- Source extract -
--- BEGIN ---
This ambiguity is typical of Sosnowska’s work, which began with an interest in the standardised reconstruction of her native Poland after World War II, and now takes a more general investigative approach to buildings, in terms of the forms they take, the stuff they are made of, and their capacity to trigger intellectual and emotional responses. Sometimes, these investigations are little short of aggressive. Late last year, Sosnowska filled the upper floor of Edinburgh’s Talbot Rice gallery with strips of industrial rubber sheeting that hung densely from the ceiling, treating visitors brave enough to enter the work to a claustrophobic, confusing journey through the space. The last time she exhibited at The Modern Institute, back in 2004, the gallery was filled with a strange, roving tube-like structure finished in municipal brown paint and dotted with small entranceways, which forced viewers to find routes through and around it. In the Polish Pavilion at the 52nd Venice Bienale, her work 1:1 was a huge model of a building’s skeleton, forced into too small a space, and buckling under its own weight.
--- END ---
- Record list -
--- BEGIN ---
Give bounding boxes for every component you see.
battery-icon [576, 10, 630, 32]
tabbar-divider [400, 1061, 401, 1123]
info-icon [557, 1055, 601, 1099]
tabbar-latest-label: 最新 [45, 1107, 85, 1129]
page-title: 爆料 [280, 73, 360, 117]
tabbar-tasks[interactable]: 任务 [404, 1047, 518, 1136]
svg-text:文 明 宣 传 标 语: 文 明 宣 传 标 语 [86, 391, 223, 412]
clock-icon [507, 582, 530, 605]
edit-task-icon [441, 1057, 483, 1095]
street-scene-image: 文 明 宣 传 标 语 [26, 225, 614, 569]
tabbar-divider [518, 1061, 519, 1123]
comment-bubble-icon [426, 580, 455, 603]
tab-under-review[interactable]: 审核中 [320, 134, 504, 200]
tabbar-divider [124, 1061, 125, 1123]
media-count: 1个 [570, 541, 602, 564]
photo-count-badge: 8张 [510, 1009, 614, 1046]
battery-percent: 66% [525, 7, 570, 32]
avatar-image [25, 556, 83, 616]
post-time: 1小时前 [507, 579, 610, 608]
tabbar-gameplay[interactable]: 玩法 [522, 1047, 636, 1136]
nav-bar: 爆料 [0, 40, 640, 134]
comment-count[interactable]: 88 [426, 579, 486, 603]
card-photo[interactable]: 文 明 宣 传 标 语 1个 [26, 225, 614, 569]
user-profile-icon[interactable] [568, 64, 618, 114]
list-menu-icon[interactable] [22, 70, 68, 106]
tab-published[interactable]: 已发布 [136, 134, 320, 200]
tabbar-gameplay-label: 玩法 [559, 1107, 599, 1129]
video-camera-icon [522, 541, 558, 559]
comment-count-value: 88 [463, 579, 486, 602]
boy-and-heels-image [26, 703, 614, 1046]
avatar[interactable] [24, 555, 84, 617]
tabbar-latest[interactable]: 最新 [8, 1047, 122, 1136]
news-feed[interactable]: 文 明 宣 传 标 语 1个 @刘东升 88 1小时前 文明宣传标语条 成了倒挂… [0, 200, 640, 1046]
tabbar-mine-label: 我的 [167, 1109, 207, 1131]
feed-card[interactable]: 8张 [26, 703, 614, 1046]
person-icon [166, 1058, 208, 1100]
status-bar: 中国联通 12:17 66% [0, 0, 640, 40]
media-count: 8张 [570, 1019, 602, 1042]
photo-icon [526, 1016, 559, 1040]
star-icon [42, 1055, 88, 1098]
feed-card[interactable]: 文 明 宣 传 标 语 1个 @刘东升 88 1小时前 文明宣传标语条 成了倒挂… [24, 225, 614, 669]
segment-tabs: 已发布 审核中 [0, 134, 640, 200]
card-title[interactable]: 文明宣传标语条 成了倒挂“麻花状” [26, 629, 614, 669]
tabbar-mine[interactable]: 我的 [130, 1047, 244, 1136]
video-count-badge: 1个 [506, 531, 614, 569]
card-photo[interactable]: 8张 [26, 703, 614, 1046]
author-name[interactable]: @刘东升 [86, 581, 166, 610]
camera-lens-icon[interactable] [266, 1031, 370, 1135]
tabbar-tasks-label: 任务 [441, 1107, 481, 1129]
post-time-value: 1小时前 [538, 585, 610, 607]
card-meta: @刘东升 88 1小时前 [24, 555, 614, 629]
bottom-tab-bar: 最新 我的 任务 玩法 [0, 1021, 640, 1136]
--- END ---
- Stated problem A -
List every gallery or exhibition venue that the passage on Sosnowska's work names as a place where she has shown work.
- Stated problem B -
Proceed with the passage on Sosnowska's work, picking up after its final sentence.

- Exercise result A -
- Talbot Rice gallery, Edinburgh
- The Modern Institute
- The Polish Pavilion at the 52nd Venice Bienale

- Exercise result B -
Inside the gallery Grill is a continuation of the themes explored in these past works, an architectural feature that runs amok. At its centre, there’s a perfectly functional, rather pretty security grill set into a window frame. But it has gone to seed, sprouting a tangle of intersecting steel wire tendrils that thrust out into space, embedding themselves into the floor, walls and ceiling. Like those rubber strips at Talbot Rice, or the large scale installation that once graced this gallery, Grill is an infestation, something that is growing out of control in the room, making the space worse than useless - to reach the sheets of paper listing the works on show, visitors have to gingerly step over and duck under the work. This is a fairly unpleasant experience, and a fraught one - the piece is a valuable work of art, after all, not something you want to trip on or bash into - but Grill is also a beautiful piece. That conflict is at the heart of this strand of Sosnowska’s practice, which she has described as ‘anti-architecture’: her work does everything that architecture shouldn’t do, making spaces that are aesthetically pleasing but that lack function or function actively against the people that inhabit them. This is more than a détournement of architectural language, it’s a critique of architectural failure, a prickly satire of the Modernist experiment, the Utopian vision which, diluted and misunderstood, resulted in grim housing schemes and crumbling prefabs, structures that worked on the drawing board but failed on site.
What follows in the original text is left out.